=== Task ===
Pull each line holding "Weekly" out of the entries below.

=== Extracted records ===
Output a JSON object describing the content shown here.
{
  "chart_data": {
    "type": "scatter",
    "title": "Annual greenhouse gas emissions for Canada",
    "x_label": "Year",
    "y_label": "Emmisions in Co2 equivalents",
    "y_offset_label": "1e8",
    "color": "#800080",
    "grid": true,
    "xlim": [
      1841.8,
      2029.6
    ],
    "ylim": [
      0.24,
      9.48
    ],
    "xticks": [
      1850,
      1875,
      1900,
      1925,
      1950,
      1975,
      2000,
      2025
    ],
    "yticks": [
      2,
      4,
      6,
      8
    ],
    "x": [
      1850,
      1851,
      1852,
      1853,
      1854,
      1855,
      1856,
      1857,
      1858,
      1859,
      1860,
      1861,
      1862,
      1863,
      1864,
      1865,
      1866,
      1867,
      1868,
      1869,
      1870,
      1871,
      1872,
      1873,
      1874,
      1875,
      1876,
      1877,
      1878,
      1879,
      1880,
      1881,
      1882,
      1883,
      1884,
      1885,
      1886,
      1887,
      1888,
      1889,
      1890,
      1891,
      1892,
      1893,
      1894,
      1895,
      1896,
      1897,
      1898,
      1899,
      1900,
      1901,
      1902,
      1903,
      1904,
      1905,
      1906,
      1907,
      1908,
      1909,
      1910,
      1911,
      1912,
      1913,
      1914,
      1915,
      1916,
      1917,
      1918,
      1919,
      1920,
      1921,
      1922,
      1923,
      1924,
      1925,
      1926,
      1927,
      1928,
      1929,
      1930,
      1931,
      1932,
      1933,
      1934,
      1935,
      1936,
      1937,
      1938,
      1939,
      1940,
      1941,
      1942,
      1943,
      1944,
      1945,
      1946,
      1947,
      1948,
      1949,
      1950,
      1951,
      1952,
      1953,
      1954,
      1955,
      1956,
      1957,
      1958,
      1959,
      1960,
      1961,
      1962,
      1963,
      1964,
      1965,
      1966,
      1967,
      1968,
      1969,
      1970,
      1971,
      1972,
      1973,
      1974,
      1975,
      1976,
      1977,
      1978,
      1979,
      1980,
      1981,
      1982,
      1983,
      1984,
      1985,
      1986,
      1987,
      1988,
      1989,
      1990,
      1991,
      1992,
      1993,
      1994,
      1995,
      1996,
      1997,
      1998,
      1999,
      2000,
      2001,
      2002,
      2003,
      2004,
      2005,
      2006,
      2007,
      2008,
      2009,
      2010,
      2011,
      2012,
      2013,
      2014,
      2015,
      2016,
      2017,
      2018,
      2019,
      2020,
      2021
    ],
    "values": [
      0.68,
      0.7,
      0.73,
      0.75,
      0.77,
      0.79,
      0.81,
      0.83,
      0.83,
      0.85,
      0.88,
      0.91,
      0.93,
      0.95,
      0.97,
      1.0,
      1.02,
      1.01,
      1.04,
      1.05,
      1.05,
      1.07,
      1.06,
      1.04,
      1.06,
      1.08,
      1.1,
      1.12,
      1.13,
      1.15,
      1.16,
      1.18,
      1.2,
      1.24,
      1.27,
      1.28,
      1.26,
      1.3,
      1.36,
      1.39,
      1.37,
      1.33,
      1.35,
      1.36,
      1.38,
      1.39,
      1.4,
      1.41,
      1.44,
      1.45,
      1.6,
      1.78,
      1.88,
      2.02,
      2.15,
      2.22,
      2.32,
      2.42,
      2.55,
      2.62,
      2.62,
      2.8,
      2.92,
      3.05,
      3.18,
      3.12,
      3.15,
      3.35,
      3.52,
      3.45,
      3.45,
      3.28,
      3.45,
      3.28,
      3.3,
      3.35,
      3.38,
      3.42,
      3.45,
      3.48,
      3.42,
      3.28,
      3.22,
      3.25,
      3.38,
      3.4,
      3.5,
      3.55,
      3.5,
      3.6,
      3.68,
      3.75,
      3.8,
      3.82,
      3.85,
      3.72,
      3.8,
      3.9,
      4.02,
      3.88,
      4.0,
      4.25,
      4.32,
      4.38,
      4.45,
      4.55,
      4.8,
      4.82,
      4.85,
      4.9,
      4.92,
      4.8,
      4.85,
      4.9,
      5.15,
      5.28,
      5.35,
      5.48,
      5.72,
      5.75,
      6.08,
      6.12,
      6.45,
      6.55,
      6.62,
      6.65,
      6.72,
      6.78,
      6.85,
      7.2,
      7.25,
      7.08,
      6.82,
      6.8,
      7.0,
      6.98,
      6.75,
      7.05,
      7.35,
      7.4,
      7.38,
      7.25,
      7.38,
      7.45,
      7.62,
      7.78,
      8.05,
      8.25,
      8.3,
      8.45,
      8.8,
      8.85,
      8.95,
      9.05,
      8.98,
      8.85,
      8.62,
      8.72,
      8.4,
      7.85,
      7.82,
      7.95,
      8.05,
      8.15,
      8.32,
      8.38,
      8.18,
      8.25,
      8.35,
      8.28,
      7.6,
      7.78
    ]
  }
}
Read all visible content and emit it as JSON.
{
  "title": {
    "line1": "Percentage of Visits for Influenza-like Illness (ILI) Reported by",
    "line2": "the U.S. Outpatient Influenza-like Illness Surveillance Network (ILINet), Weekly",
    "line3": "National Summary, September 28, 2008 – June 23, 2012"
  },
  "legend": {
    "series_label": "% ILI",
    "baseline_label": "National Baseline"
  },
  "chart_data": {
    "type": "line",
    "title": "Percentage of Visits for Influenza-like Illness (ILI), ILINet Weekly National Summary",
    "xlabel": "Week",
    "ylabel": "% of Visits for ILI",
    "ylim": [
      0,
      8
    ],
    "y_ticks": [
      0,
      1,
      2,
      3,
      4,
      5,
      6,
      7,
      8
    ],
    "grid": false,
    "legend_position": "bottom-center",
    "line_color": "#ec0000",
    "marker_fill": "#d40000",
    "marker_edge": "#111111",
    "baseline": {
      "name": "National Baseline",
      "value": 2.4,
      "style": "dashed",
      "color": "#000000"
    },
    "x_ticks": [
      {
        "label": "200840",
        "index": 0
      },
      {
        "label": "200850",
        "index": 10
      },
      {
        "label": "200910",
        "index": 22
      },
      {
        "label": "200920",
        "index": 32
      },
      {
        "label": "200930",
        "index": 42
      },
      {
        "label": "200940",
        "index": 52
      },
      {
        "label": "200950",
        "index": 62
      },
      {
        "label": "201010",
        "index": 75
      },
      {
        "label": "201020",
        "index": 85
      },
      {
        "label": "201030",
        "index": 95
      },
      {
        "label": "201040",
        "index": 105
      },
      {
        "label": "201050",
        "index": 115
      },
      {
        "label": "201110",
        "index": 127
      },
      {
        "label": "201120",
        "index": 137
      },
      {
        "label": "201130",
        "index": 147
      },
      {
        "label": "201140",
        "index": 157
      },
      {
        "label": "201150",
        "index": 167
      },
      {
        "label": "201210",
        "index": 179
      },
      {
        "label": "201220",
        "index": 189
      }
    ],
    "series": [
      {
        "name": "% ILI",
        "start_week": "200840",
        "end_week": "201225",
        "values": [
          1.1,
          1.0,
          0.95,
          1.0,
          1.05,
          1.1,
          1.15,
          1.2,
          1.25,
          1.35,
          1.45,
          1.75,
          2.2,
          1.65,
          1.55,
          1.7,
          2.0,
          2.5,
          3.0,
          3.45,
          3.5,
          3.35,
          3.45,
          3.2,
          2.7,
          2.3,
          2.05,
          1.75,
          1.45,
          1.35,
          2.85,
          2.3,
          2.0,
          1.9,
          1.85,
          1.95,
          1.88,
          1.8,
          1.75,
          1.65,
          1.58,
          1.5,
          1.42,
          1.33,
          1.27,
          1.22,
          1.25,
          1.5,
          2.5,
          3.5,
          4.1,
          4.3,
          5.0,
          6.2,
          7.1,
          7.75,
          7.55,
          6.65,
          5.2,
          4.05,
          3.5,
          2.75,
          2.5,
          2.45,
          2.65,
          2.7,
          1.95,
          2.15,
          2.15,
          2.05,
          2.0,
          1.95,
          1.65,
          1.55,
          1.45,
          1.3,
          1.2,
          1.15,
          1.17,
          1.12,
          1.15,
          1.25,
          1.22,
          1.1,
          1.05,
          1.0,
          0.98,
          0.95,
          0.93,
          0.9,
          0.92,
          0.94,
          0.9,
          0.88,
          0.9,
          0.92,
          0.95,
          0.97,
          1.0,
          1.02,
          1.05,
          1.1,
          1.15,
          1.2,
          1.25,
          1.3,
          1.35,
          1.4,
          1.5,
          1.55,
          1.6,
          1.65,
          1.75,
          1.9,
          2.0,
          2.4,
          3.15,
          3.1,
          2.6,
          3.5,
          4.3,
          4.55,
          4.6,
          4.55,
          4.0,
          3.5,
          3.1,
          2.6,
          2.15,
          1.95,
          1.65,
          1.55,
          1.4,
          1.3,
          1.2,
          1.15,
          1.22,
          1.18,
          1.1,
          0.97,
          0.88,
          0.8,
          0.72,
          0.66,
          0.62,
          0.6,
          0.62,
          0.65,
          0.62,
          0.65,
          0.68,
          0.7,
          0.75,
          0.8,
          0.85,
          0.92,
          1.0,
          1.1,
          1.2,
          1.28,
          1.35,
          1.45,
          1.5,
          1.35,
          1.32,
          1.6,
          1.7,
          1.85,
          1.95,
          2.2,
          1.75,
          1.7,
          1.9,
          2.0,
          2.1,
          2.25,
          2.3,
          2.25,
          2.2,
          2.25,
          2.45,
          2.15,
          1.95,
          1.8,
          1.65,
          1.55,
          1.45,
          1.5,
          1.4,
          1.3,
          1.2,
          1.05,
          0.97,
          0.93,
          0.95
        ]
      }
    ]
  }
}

=== The response ===
    "line2": "the U.S. Outpatient Influenza-like Illness Surveillance Network (ILINet), Weekly",
    "title": "Percentage of Visits for Influenza-like Illness (ILI), ILINet Weekly National Summary",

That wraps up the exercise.